▶ [GOAL OF THE EXERCISE] Rewrite the data below so that "side elevational view" becomes "side view" throughout, with every other line left unchanged.

[Some records]
=-=-=-=-=
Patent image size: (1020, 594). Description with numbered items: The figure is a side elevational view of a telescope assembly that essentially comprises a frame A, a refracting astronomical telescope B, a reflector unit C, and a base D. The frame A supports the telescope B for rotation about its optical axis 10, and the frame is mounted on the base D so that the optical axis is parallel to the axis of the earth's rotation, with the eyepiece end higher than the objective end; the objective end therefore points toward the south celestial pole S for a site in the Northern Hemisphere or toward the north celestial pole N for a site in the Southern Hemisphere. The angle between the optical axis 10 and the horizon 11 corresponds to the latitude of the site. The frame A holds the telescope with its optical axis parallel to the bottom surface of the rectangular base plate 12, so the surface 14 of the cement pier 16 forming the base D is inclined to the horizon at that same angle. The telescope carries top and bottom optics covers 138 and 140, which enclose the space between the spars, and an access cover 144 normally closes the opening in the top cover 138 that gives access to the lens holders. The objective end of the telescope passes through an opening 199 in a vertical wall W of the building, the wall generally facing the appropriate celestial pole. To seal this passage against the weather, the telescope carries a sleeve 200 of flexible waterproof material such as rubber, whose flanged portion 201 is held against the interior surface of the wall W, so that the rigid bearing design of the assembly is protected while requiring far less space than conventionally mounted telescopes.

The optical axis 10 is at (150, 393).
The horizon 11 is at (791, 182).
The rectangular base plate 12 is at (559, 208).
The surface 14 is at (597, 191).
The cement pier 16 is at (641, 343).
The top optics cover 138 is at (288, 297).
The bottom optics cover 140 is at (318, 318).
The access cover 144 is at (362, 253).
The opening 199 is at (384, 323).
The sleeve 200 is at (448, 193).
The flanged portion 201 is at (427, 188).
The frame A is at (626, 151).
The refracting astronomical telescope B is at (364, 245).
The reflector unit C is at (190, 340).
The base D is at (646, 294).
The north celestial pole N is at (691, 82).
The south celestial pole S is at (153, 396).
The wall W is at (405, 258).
=-=-=-=-=
▶ [RESPONSE BELOW]
Patent image size: (1020, 594). Description with numbered items: The figure is a side view of a telescope assembly that essentially comprises a frame A, a refracting astronomical telescope B, a reflector unit C, and a base D. The frame A supports the telescope B for rotation about its optical axis 10, and the frame is mounted on the base D so that the optical axis is parallel to the axis of the earth's rotation, with the eyepiece end higher than the objective end; the objective end therefore points toward the south celestial pole S for a site in the Northern Hemisphere or toward the north celestial pole N for a site in the Southern Hemisphere. The angle between the optical axis 10 and the horizon 11 corresponds to the latitude of the site. The frame A holds the telescope with its optical axis parallel to the bottom surface of the rectangular base plate 12, so the surface 14 of the cement pier 16 forming the base D is inclined to the horizon at that same angle. The telescope carries top and bottom optics covers 138 and 140, which enclose the space between the spars, and an access cover 144 normally closes the opening in the top cover 138 that gives access to the lens holders. The objective end of the telescope passes through an opening 199 in a vertical wall W of the building, the wall generally facing the appropriate celestial pole. To seal this passage against the weather, the telescope carries a sleeve 200 of flexible waterproof material such as rubber, whose flanged portion 201 is held against the interior surface of the wall W, so that the rigid bearing design of the assembly is protected while requiring far less space than conventionally mounted telescopes.

The optical axis 10 is at (150, 393).
The horizon 11 is at (791, 182).
The rectangular base plate 12 is at (559, 208).
The surface 14 is at (597, 191).
The cement pier 16 is at (641, 343).
The top optics cover 138 is at (288, 297).
The bottom optics cover 140 is at (318, 318).
The access cover 144 is at (362, 253).
The opening 199 is at (384, 323).
The sleeve 200 is at (448, 193).
The flanged portion 201 is at (427, 188).
The frame A is at (626, 151).
The refracting astronomical telescope B is at (364, 245).
The reflector unit C is at (190, 340).
The base D is at (646, 294).
The north celestial pole N is at (691, 82).
The south celestial pole S is at (153, 396).
The wall W is at (405, 258).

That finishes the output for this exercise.